# START OF RECORD SET

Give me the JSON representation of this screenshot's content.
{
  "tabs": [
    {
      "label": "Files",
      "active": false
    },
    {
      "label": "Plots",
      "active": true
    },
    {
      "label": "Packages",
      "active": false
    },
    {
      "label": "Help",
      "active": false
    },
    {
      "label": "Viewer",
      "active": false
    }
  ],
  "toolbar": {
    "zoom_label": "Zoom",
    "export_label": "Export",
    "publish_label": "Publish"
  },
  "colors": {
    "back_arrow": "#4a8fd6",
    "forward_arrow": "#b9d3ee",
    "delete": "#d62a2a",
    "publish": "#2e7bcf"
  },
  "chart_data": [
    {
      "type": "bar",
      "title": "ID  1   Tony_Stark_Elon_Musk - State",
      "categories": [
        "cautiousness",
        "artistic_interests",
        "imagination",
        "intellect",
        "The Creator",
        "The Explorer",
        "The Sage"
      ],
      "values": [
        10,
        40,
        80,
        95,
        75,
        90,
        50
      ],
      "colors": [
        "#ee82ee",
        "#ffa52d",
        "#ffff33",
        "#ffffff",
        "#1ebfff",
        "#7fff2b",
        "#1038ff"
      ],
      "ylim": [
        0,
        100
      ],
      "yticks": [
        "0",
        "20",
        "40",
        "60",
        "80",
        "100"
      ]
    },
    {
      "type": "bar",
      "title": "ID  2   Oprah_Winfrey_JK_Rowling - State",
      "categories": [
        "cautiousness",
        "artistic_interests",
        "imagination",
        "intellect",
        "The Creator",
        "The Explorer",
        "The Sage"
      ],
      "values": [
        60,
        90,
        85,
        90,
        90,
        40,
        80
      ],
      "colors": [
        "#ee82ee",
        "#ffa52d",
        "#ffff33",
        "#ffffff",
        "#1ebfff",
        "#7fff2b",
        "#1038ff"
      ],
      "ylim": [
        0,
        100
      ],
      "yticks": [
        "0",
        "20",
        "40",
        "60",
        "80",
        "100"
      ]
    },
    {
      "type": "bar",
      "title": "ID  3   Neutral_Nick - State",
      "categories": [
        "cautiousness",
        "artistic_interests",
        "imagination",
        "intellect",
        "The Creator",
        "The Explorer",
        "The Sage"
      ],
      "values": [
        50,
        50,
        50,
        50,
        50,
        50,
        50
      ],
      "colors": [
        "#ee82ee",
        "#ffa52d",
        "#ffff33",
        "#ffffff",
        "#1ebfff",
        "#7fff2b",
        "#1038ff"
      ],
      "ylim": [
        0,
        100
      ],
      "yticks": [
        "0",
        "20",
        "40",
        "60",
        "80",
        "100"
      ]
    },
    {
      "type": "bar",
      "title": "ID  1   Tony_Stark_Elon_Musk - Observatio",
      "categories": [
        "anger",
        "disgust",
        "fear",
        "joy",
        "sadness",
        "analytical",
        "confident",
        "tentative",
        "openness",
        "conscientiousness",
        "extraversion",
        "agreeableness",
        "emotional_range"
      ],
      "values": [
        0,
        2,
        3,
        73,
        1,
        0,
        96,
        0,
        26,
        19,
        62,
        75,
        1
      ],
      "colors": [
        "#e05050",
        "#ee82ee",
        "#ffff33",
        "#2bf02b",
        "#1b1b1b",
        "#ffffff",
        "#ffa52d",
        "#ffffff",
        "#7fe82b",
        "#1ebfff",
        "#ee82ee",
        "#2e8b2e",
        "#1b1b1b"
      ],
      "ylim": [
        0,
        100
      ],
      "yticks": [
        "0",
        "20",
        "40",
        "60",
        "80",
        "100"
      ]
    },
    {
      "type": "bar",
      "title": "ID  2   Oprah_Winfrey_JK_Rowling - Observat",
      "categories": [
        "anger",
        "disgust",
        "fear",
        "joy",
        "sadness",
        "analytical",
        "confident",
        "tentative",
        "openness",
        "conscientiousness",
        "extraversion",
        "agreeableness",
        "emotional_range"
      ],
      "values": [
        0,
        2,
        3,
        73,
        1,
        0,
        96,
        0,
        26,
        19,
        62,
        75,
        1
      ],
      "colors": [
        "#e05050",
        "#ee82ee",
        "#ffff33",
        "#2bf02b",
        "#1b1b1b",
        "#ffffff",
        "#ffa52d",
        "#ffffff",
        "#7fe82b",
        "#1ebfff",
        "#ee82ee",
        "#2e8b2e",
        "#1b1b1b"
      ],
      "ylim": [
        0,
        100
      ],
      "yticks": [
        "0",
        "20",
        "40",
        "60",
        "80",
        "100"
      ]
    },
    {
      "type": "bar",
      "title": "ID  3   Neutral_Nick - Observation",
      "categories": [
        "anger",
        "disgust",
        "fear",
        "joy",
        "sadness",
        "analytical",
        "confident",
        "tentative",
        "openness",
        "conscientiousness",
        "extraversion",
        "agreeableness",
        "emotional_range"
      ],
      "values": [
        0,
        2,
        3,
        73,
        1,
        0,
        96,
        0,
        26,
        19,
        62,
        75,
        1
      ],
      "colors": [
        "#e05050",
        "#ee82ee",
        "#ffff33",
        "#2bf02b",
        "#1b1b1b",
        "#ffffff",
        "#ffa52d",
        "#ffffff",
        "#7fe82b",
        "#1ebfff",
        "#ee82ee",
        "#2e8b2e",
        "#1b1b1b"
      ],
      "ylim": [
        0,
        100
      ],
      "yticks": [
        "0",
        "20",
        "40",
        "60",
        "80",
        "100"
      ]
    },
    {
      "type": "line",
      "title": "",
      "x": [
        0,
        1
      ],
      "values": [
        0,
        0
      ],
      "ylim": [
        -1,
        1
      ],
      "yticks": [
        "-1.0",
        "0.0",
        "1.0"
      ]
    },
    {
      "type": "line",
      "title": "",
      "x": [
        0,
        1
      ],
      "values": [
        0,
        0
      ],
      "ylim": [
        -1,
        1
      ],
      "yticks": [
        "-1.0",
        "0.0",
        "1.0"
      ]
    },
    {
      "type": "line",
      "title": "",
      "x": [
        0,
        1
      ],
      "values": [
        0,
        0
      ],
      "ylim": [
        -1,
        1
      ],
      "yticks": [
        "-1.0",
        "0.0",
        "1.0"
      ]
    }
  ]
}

# END OF RECORD SET

__PROBLEM DETAILS__: Please quote every record above exactly as it appears.

__TASK OUTPUT__:
Give me the JSON representation of this screenshot's content.
{
  "tabs": [
    {
      "label": "Files",
      "active": false
    },
    {
      "label": "Plots",
      "active": true
    },
    {
      "label": "Packages",
      "active": false
    },
    {
      "label": "Help",
      "active": false
    },
    {
      "label": "Viewer",
      "active": false
    }
  ],
  "toolbar": {
    "zoom_label": "Zoom",
    "export_label": "Export",
    "publish_label": "Publish"
  },
  "colors": {
    "back_arrow": "#4a8fd6",
    "forward_arrow": "#b9d3ee",
    "delete": "#d62a2a",
    "publish": "#2e7bcf"
  },
  "chart_data": [
    {
      "type": "bar",
      "title": "ID  1   Tony_Stark_Elon_Musk - State",
      "categories": [
        "cautiousness",
        "artistic_interests",
        "imagination",
        "intellect",
        "The Creator",
        "The Explorer",
        "The Sage"
      ],
      "values": [
        10,
        40,
        80,
        95,
        75,
        90,
        50
      ],
      "colors": [
        "#ee82ee",
        "#ffa52d",
        "#ffff33",
        "#ffffff",
        "#1ebfff",
        "#7fff2b",
        "#1038ff"
      ],
      "ylim": [
        0,
        100
      ],
      "yticks": [
        "0",
        "20",
        "40",
        "60",
        "80",
        "100"
      ]
    },
    {
      "type": "bar",
      "title": "ID  2   Oprah_Winfrey_JK_Rowling - State",
      "categories": [
        "cautiousness",
        "artistic_interests",
        "imagination",
        "intellect",
        "The Creator",
        "The Explorer",
        "The Sage"
      ],
      "values": [
        60,
        90,
        85,
        90,
        90,
        40,
        80
      ],
      "colors": [
        "#ee82ee",
        "#ffa52d",
        "#ffff33",
        "#ffffff",
        "#1ebfff",
        "#7fff2b",
        "#1038ff"
      ],
      "ylim": [
        0,
        100
      ],
      "yticks": [
        "0",
        "20",
        "40",
        "60",
        "80",
        "100"
      ]
    },
    {
      "type": "bar",
      "title": "ID  3   Neutral_Nick - State",
      "categories": [
        "cautiousness",
        "artistic_interests",
        "imagination",
        "intellect",
        "The Creator",
        "The Explorer",
        "The Sage"
      ],
      "values": [
        50,
        50,
        50,
        50,
        50,
        50,
        50
      ],
      "colors": [
        "#ee82ee",
        "#ffa52d",
        "#ffff33",
        "#ffffff",
        "#1ebfff",
        "#7fff2b",
        "#1038ff"
      ],
      "ylim": [
        0,
        100
      ],
      "yticks": [
        "0",
        "20",
        "40",
        "60",
        "80",
        "100"
      ]
    },
    {
      "type": "bar",
      "title": "ID  1   Tony_Stark_Elon_Musk - Observatio",
      "categories": [
        "anger",
        "disgust",
        "fear",
        "joy",
        "sadness",
        "analytical",
        "confident",
        "tentative",
        "openness",
        "conscientiousness",
        "extraversion",
        "agreeableness",
        "emotional_range"
      ],
      "values": [
        0,
        2,
        3,
        73,
        1,
        0,
        96,
        0,
        26,
        19,
        62,
        75,
        1
      ],
      "colors": [
        "#e05050",
        "#ee82ee",
        "#ffff33",
        "#2bf02b",
        "#1b1b1b",
        "#ffffff",
        "#ffa52d",
        "#ffffff",
        "#7fe82b",
        "#1ebfff",
        "#ee82ee",
        "#2e8b2e",
        "#1b1b1b"
      ],
      "ylim": [
        0,
        100
      ],
      "yticks": [
        "0",
        "20",
        "40",
        "60",
        "80",
        "100"
      ]
    },
    {
      "type": "bar",
      "title": "ID  2   Oprah_Winfrey_JK_Rowling - Observat",
      "categories": [
        "anger",
        "disgust",
        "fear",
        "joy",
        "sadness",
        "analytical",
        "confident",
        "tentative",
        "openness",
        "conscientiousness",
        "extraversion",
        "agreeableness",
        "emotional_range"
      ],
      "values": [
        0,
        2,
        3,
        73,
        1,
        0,
        96,
        0,
        26,
        19,
        62,
        75,
        1
      ],
      "colors": [
        "#e05050",
        "#ee82ee",
        "#ffff33",
        "#2bf02b",
        "#1b1b1b",
        "#ffffff",
        "#ffa52d",
        "#ffffff",
        "#7fe82b",
        "#1ebfff",
        "#ee82ee",
        "#2e8b2e",
        "#1b1b1b"
      ],
      "ylim": [
        0,
        100
      ],
      "yticks": [
        "0",
        "20",
        "40",
        "60",
        "80",
        "100"
      ]
    },
    {
      "type": "bar",
      "title": "ID  3   Neutral_Nick - Observation",
      "categories": [
        "anger",
        "disgust",
        "fear",
        "joy",
        "sadness",
        "analytical",
        "confident",
        "tentative",
        "openness",
        "conscientiousness",
        "extraversion",
        "agreeableness",
        "emotional_range"
      ],
      "values": [
        0,
        2,
        3,
        73,
        1,
        0,
        96,
        0,
        26,
        19,
        62,
        75,
        1
      ],
      "colors": [
        "#e05050",
        "#ee82ee",
        "#ffff33",
        "#2bf02b",
        "#1b1b1b",
        "#ffffff",
        "#ffa52d",
        "#ffffff",
        "#7fe82b",
        "#1ebfff",
        "#ee82ee",
        "#2e8b2e",
        "#1b1b1b"
      ],
      "ylim": [
        0,
        100
      ],
      "yticks": [
        "0",
        "20",
        "40",
        "60",
        "80",
        "100"
      ]
    },
    {
      "type": "line",
      "title": "",
      "x": [
        0,
        1
      ],
      "values": [
        0,
        0
      ],
      "ylim": [
        -1,
        1
      ],
      "yticks": [
        "-1.0",
        "0.0",
        "1.0"
      ]
    },
    {
      "type": "line",
      "title": "",
      "x": [
        0,
        1
      ],
      "values": [
        0,
        0
      ],
      "ylim": [
        -1,
        1
      ],
      "yticks": [
        "-1.0",
        "0.0",
        "1.0"
      ]
    },
    {
      "type": "line",
      "title": "",
      "x": [
        0,
        1
      ],
      "values": [
        0,
        0
      ],
      "ylim": [
        -1,
        1
      ],
      "yticks": [
        "-1.0",
        "0.0",
        "1.0"
      ]
    }
  ]
}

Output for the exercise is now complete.